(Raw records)
━━━━━━
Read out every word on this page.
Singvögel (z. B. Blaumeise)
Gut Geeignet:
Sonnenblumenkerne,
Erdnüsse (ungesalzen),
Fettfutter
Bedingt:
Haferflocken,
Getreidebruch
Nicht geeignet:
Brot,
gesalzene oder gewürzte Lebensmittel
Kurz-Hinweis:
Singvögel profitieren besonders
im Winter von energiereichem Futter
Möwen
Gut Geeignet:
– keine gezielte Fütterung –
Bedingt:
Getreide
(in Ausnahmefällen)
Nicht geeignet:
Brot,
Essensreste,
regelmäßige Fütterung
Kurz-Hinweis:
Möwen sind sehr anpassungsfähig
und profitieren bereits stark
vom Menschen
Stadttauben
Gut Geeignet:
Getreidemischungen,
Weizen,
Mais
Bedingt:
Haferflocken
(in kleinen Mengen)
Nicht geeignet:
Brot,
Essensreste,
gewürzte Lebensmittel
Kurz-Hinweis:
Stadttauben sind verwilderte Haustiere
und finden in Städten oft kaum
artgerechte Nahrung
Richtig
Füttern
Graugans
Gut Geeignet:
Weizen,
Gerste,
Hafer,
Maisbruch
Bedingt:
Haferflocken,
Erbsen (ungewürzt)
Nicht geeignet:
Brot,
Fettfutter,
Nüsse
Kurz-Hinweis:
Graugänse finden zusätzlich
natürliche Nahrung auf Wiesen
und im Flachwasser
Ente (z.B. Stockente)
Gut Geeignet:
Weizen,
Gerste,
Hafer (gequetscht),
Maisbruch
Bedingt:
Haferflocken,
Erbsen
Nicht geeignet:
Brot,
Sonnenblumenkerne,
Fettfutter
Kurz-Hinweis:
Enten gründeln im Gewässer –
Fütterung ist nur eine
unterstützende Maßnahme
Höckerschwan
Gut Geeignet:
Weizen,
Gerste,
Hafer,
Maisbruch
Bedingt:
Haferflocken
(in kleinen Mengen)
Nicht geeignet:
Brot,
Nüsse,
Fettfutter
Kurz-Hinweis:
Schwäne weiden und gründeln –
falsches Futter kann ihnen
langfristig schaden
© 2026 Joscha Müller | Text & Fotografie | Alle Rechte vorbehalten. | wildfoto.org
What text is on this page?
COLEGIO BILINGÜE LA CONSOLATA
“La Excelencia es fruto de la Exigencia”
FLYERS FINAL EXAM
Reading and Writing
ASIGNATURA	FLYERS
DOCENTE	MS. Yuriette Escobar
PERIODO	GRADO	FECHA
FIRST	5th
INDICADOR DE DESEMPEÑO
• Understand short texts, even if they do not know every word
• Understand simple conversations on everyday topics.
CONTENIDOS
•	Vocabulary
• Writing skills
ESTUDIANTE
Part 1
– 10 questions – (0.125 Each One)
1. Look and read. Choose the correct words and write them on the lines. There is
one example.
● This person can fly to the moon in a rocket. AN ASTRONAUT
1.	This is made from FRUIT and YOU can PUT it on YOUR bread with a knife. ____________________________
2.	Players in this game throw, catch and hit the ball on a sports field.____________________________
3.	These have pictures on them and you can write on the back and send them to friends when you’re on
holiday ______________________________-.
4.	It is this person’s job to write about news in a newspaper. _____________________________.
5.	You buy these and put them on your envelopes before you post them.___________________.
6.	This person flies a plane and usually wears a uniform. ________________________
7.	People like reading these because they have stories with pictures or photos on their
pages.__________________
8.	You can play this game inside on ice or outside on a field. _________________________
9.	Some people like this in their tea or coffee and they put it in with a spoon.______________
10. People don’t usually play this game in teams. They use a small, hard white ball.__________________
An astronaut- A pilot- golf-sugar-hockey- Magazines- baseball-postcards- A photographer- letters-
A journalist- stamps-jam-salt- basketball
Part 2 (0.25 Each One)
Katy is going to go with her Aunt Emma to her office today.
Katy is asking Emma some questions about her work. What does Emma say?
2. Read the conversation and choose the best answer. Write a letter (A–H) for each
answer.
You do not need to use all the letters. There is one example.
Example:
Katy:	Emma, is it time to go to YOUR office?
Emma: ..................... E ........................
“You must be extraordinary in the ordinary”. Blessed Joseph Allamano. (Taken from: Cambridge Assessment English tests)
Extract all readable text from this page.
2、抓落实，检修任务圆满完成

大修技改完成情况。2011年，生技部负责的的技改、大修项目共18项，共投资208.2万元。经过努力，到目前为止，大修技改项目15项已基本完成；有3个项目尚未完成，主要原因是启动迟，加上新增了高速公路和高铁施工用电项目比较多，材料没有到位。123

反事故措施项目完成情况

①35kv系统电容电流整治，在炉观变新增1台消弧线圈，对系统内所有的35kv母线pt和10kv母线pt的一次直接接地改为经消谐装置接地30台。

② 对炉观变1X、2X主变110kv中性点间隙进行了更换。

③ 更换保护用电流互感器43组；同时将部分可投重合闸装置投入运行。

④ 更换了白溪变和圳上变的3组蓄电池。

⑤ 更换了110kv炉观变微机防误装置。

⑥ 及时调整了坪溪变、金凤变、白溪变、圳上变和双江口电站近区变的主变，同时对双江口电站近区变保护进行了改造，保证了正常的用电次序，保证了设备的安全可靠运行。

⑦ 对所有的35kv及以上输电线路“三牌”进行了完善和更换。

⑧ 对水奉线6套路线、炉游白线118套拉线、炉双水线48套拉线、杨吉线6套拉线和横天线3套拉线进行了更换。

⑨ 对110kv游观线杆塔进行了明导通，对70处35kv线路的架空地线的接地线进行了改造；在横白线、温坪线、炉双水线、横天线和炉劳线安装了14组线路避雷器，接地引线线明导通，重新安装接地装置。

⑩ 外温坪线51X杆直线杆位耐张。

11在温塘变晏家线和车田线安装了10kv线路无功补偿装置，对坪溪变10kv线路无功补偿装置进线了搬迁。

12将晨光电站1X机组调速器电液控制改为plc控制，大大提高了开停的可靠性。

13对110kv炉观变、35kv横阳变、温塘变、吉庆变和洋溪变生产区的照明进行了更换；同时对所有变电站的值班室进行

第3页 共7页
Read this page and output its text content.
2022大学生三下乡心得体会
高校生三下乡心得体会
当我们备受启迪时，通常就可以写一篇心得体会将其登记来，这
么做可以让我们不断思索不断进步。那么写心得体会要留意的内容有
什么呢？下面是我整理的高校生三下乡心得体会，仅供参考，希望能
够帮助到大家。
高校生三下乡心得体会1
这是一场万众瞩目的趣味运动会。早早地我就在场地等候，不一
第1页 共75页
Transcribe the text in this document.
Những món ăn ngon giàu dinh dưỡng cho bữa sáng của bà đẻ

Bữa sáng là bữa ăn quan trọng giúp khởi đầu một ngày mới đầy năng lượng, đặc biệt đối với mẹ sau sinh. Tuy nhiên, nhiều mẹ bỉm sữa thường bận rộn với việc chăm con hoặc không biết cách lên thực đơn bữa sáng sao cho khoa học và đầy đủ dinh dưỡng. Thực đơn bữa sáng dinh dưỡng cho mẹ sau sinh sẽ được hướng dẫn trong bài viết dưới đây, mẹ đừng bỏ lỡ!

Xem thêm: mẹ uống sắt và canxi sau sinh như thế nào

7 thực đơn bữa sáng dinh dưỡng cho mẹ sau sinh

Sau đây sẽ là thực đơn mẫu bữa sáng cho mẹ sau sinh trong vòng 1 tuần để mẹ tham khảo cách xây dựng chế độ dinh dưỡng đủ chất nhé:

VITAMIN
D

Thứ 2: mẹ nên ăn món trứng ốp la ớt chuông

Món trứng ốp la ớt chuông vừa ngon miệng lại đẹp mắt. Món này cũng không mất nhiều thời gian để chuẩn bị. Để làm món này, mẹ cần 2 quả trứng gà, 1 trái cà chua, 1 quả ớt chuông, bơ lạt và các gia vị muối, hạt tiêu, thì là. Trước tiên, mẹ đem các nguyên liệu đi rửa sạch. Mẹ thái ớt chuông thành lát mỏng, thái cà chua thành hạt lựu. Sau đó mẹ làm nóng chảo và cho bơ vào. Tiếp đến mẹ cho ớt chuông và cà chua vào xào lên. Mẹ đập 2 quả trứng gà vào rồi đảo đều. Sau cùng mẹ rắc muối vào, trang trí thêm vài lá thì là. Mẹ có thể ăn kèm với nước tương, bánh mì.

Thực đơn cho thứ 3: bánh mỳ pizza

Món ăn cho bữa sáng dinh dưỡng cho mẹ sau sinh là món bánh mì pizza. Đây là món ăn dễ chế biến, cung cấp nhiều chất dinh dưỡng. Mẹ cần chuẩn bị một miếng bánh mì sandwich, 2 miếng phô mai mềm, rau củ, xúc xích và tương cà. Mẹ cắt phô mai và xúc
━━━━━━
● Exercise goal: Make a list of all lines in the data that contain "with".

● Full solution:
1.	This is made from FRUIT and YOU can PUT it on YOUR bread with a knife. ____________________________
7.	People like reading these because they have stories with pictures or photos on their
9.	Some people like this in their tea or coffee and they put it in with a spoon.______________
Katy is going to go with her Aunt Emma to her office today.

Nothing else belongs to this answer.